Spatial annotation listing:
= = = = =

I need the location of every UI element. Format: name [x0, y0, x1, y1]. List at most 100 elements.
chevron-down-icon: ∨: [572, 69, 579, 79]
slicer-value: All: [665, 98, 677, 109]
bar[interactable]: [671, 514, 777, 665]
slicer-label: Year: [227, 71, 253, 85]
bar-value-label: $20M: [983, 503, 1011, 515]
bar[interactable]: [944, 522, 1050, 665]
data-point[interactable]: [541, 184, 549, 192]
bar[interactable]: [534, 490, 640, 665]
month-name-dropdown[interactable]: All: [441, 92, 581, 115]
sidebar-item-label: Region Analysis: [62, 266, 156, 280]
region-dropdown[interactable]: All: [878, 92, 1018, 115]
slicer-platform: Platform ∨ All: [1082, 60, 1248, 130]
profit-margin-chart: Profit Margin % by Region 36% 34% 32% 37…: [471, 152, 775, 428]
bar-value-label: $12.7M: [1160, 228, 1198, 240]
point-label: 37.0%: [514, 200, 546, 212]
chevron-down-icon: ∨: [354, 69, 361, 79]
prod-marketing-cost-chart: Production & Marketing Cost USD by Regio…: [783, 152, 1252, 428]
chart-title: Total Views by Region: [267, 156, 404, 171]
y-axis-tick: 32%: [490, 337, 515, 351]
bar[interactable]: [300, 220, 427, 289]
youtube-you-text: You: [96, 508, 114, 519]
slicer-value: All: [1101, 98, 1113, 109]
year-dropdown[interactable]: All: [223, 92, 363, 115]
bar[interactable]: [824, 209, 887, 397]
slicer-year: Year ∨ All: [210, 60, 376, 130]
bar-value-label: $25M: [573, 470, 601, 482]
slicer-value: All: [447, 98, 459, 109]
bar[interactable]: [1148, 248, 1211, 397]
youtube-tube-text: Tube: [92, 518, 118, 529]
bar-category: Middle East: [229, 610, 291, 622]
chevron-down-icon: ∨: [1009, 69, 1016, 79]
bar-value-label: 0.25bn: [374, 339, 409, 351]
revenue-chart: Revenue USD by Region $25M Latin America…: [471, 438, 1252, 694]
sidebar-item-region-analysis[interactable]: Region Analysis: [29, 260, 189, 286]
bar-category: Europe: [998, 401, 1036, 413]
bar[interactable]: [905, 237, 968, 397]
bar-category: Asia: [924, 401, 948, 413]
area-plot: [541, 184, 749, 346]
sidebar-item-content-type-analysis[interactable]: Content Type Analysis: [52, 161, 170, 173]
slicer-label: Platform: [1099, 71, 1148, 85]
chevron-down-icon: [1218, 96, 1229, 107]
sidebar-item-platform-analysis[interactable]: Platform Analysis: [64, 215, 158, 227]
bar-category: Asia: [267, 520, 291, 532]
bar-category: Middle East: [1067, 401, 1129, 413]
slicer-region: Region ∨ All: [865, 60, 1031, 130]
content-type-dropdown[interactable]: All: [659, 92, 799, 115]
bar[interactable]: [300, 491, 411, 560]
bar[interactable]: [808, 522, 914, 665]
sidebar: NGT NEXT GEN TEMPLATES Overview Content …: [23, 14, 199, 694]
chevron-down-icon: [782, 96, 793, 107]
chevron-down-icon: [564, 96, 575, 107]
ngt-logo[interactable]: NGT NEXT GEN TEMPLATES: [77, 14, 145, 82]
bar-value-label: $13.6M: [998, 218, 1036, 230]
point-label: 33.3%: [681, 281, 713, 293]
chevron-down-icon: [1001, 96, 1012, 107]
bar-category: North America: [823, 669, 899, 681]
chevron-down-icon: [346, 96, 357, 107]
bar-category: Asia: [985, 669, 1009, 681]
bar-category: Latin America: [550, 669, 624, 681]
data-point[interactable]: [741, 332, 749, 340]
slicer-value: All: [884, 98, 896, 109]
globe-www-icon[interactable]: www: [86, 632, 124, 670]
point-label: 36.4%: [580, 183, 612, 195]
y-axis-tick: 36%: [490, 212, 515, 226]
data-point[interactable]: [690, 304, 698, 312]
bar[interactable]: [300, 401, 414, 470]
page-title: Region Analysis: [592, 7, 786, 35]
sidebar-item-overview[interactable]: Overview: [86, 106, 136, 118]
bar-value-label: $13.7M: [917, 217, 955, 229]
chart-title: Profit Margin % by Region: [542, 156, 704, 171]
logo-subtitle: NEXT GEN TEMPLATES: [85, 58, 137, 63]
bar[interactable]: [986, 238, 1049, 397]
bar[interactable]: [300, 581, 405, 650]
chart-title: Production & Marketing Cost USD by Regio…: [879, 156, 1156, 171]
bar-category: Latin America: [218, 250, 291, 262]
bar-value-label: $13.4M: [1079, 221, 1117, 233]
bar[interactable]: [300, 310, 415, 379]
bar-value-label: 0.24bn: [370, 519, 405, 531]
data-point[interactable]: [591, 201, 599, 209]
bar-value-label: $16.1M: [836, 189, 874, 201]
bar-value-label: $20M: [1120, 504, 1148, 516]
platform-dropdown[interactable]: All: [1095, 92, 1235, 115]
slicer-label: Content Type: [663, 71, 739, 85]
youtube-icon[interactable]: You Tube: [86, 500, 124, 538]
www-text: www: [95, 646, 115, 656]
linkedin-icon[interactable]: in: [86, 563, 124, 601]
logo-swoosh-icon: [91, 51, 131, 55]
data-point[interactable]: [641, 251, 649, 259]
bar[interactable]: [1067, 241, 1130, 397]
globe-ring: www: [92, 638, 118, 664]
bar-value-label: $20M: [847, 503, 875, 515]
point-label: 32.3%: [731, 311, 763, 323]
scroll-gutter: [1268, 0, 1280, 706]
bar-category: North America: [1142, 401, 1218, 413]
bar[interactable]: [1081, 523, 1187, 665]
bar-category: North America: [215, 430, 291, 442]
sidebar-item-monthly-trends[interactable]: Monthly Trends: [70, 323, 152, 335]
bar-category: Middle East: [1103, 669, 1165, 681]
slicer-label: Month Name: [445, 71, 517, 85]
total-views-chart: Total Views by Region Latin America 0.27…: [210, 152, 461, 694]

= = = = =

* TASK DETAILS
Rewrite the listing with every "slicer-label" changed to "filter-label", keeping all other text the same.

* WRITTEN REPLY
I need the location of every UI element. Format: name [x0, y0, x1, y1]. List at most 100 elements.
chevron-down-icon: ∨: [572, 69, 579, 79]
slicer-value: All: [665, 98, 677, 109]
bar[interactable]: [671, 514, 777, 665]
filter-label: Year: [227, 71, 253, 85]
bar-value-label: $20M: [983, 503, 1011, 515]
bar[interactable]: [944, 522, 1050, 665]
data-point[interactable]: [541, 184, 549, 192]
bar[interactable]: [534, 490, 640, 665]
month-name-dropdown[interactable]: All: [441, 92, 581, 115]
sidebar-item-label: Region Analysis: [62, 266, 156, 280]
region-dropdown[interactable]: All: [878, 92, 1018, 115]
slicer-platform: Platform ∨ All: [1082, 60, 1248, 130]
profit-margin-chart: Profit Margin % by Region 36% 34% 32% 37…: [471, 152, 775, 428]
bar-value-label: $12.7M: [1160, 228, 1198, 240]
point-label: 37.0%: [514, 200, 546, 212]
chevron-down-icon: ∨: [354, 69, 361, 79]
prod-marketing-cost-chart: Production & Marketing Cost USD by Regio…: [783, 152, 1252, 428]
chart-title: Total Views by Region: [267, 156, 404, 171]
y-axis-tick: 32%: [490, 337, 515, 351]
bar[interactable]: [300, 220, 427, 289]
youtube-you-text: You: [96, 508, 114, 519]
slicer-value: All: [1101, 98, 1113, 109]
year-dropdown[interactable]: All: [223, 92, 363, 115]
bar[interactable]: [824, 209, 887, 397]
slicer-year: Year ∨ All: [210, 60, 376, 130]
bar-value-label: $25M: [573, 470, 601, 482]
slicer-value: All: [447, 98, 459, 109]
bar[interactable]: [1148, 248, 1211, 397]
youtube-tube-text: Tube: [92, 518, 118, 529]
bar-category: Middle East: [229, 610, 291, 622]
chevron-down-icon: ∨: [1009, 69, 1016, 79]
bar-value-label: 0.25bn: [374, 339, 409, 351]
revenue-chart: Revenue USD by Region $25M Latin America…: [471, 438, 1252, 694]
sidebar-item-region-analysis[interactable]: Region Analysis: [29, 260, 189, 286]
bar-category: Europe: [998, 401, 1036, 413]
bar[interactable]: [905, 237, 968, 397]
bar-category: Asia: [924, 401, 948, 413]
area-plot: [541, 184, 749, 346]
sidebar-item-content-type-analysis[interactable]: Content Type Analysis: [52, 161, 170, 173]
filter-label: Platform: [1099, 71, 1148, 85]
chevron-down-icon: [1218, 96, 1229, 107]
sidebar-item-platform-analysis[interactable]: Platform Analysis: [64, 215, 158, 227]
bar-category: Asia: [267, 520, 291, 532]
bar-category: Middle East: [1067, 401, 1129, 413]
slicer-region: Region ∨ All: [865, 60, 1031, 130]
content-type-dropdown[interactable]: All: [659, 92, 799, 115]
bar[interactable]: [300, 491, 411, 560]
bar[interactable]: [808, 522, 914, 665]
sidebar: NGT NEXT GEN TEMPLATES Overview Content …: [23, 14, 199, 694]
chevron-down-icon: [782, 96, 793, 107]
chevron-down-icon: [564, 96, 575, 107]
ngt-logo[interactable]: NGT NEXT GEN TEMPLATES: [77, 14, 145, 82]
bar-value-label: $13.6M: [998, 218, 1036, 230]
point-label: 33.3%: [681, 281, 713, 293]
chevron-down-icon: [1001, 96, 1012, 107]
bar-category: North America: [823, 669, 899, 681]
chevron-down-icon: [346, 96, 357, 107]
bar-category: Asia: [985, 669, 1009, 681]
bar-category: Latin America: [550, 669, 624, 681]
data-point[interactable]: [741, 332, 749, 340]
slicer-value: All: [884, 98, 896, 109]
globe-www-icon[interactable]: www: [86, 632, 124, 670]
point-label: 36.4%: [580, 183, 612, 195]
y-axis-tick: 36%: [490, 212, 515, 226]
data-point[interactable]: [690, 304, 698, 312]
bar[interactable]: [300, 401, 414, 470]
page-title: Region Analysis: [592, 7, 786, 35]
sidebar-item-overview[interactable]: Overview: [86, 106, 136, 118]
bar-value-label: $13.7M: [917, 217, 955, 229]
chart-title: Profit Margin % by Region: [542, 156, 704, 171]
logo-subtitle: NEXT GEN TEMPLATES: [85, 58, 137, 63]
bar[interactable]: [986, 238, 1049, 397]
bar[interactable]: [300, 581, 405, 650]
chart-title: Production & Marketing Cost USD by Regio…: [879, 156, 1156, 171]
bar-category: Latin America: [218, 250, 291, 262]
bar-value-label: $13.4M: [1079, 221, 1117, 233]
bar[interactable]: [300, 310, 415, 379]
bar-value-label: 0.24bn: [370, 519, 405, 531]
data-point[interactable]: [591, 201, 599, 209]
bar-value-label: $16.1M: [836, 189, 874, 201]
bar-value-label: $20M: [1120, 504, 1148, 516]
platform-dropdown[interactable]: All: [1095, 92, 1235, 115]
filter-label: Content Type: [663, 71, 739, 85]
youtube-icon[interactable]: You Tube: [86, 500, 124, 538]
www-text: www: [95, 646, 115, 656]
linkedin-icon[interactable]: in: [86, 563, 124, 601]
logo-swoosh-icon: [91, 51, 131, 55]
data-point[interactable]: [641, 251, 649, 259]
bar[interactable]: [1067, 241, 1130, 397]
globe-ring: www: [92, 638, 118, 664]
bar-value-label: $20M: [847, 503, 875, 515]
point-label: 32.3%: [731, 311, 763, 323]
scroll-gutter: [1268, 0, 1280, 706]
bar-category: North America: [1142, 401, 1218, 413]
bar[interactable]: [1081, 523, 1187, 665]
bar-category: North America: [215, 430, 291, 442]
sidebar-item-monthly-trends[interactable]: Monthly Trends: [70, 323, 152, 335]
bar-category: Middle East: [1103, 669, 1165, 681]
filter-label: Month Name: [445, 71, 517, 85]
total-views-chart: Total Views by Region Latin America 0.27…: [210, 152, 461, 694]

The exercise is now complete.